* BEGIN *
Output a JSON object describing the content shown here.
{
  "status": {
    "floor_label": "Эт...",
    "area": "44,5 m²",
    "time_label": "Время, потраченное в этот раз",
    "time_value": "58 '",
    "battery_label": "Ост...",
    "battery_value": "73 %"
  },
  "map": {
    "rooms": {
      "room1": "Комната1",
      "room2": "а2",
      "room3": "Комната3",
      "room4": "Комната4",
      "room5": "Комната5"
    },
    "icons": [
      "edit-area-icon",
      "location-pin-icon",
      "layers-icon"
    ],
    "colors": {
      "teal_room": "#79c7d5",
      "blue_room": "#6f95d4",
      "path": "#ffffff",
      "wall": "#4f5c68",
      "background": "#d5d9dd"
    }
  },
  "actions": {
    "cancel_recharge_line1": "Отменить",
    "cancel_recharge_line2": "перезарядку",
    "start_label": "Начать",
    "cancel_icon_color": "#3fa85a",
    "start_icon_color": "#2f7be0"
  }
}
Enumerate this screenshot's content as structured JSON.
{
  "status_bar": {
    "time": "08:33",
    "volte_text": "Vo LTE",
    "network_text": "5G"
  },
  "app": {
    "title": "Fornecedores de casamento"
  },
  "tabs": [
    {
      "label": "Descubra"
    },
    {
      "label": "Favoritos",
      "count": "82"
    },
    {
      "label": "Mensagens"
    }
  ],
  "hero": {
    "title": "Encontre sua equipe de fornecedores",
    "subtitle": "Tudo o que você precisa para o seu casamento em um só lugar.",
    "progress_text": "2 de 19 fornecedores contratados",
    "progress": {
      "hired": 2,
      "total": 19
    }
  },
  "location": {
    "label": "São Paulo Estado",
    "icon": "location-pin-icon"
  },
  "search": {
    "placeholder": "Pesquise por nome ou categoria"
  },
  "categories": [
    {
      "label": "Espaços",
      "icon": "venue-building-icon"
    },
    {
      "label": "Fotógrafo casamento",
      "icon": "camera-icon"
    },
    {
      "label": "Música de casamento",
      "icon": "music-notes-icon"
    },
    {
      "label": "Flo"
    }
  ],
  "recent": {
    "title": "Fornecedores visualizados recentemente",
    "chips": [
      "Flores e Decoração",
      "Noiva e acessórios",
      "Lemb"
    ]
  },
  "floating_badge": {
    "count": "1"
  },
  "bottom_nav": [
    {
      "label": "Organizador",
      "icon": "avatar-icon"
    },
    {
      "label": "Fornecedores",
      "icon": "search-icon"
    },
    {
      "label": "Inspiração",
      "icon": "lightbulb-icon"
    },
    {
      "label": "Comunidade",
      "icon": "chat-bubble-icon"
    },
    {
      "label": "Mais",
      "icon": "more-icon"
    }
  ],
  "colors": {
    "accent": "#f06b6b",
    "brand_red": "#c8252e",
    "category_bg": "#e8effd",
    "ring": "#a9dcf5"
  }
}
* END *
## EXERCISE REQUIREMENTS
Reproduce the entire listing word for word.

## EXPECTED ANSWER
Output a JSON object describing the content shown here.
{
  "status": {
    "floor_label": "Эт...",
    "area": "44,5 m²",
    "time_label": "Время, потраченное в этот раз",
    "time_value": "58 '",
    "battery_label": "Ост...",
    "battery_value": "73 %"
  },
  "map": {
    "rooms": {
      "room1": "Комната1",
      "room2": "а2",
      "room3": "Комната3",
      "room4": "Комната4",
      "room5": "Комната5"
    },
    "icons": [
      "edit-area-icon",
      "location-pin-icon",
      "layers-icon"
    ],
    "colors": {
      "teal_room": "#79c7d5",
      "blue_room": "#6f95d4",
      "path": "#ffffff",
      "wall": "#4f5c68",
      "background": "#d5d9dd"
    }
  },
  "actions": {
    "cancel_recharge_line1": "Отменить",
    "cancel_recharge_line2": "перезарядку",
    "start_label": "Начать",
    "cancel_icon_color": "#3fa85a",
    "start_icon_color": "#2f7be0"
  }
}
Enumerate this screenshot's content as structured JSON.
{
  "status_bar": {
    "time": "08:33",
    "volte_text": "Vo LTE",
    "network_text": "5G"
  },
  "app": {
    "title": "Fornecedores de casamento"
  },
  "tabs": [
    {
      "label": "Descubra"
    },
    {
      "label": "Favoritos",
      "count": "82"
    },
    {
      "label": "Mensagens"
    }
  ],
  "hero": {
    "title": "Encontre sua equipe de fornecedores",
    "subtitle": "Tudo o que você precisa para o seu casamento em um só lugar.",
    "progress_text": "2 de 19 fornecedores contratados",
    "progress": {
      "hired": 2,
      "total": 19
    }
  },
  "location": {
    "label": "São Paulo Estado",
    "icon": "location-pin-icon"
  },
  "search": {
    "placeholder": "Pesquise por nome ou categoria"
  },
  "categories": [
    {
      "label": "Espaços",
      "icon": "venue-building-icon"
    },
    {
      "label": "Fotógrafo casamento",
      "icon": "camera-icon"
    },
    {
      "label": "Música de casamento",
      "icon": "music-notes-icon"
    },
    {
      "label": "Flo"
    }
  ],
  "recent": {
    "title": "Fornecedores visualizados recentemente",
    "chips": [
      "Flores e Decoração",
      "Noiva e acessórios",
      "Lemb"
    ]
  },
  "floating_badge": {
    "count": "1"
  },
  "bottom_nav": [
    {
      "label": "Organizador",
      "icon": "avatar-icon"
    },
    {
      "label": "Fornecedores",
      "icon": "search-icon"
    },
    {
      "label": "Inspiração",
      "icon": "lightbulb-icon"
    },
    {
      "label": "Comunidade",
      "icon": "chat-bubble-icon"
    },
    {
      "label": "Mais",
      "icon": "more-icon"
    }
  ],
  "colors": {
    "accent": "#f06b6b",
    "brand_red": "#c8252e",
    "category_bg": "#e8effd",
    "ring": "#a9dcf5"
  }
}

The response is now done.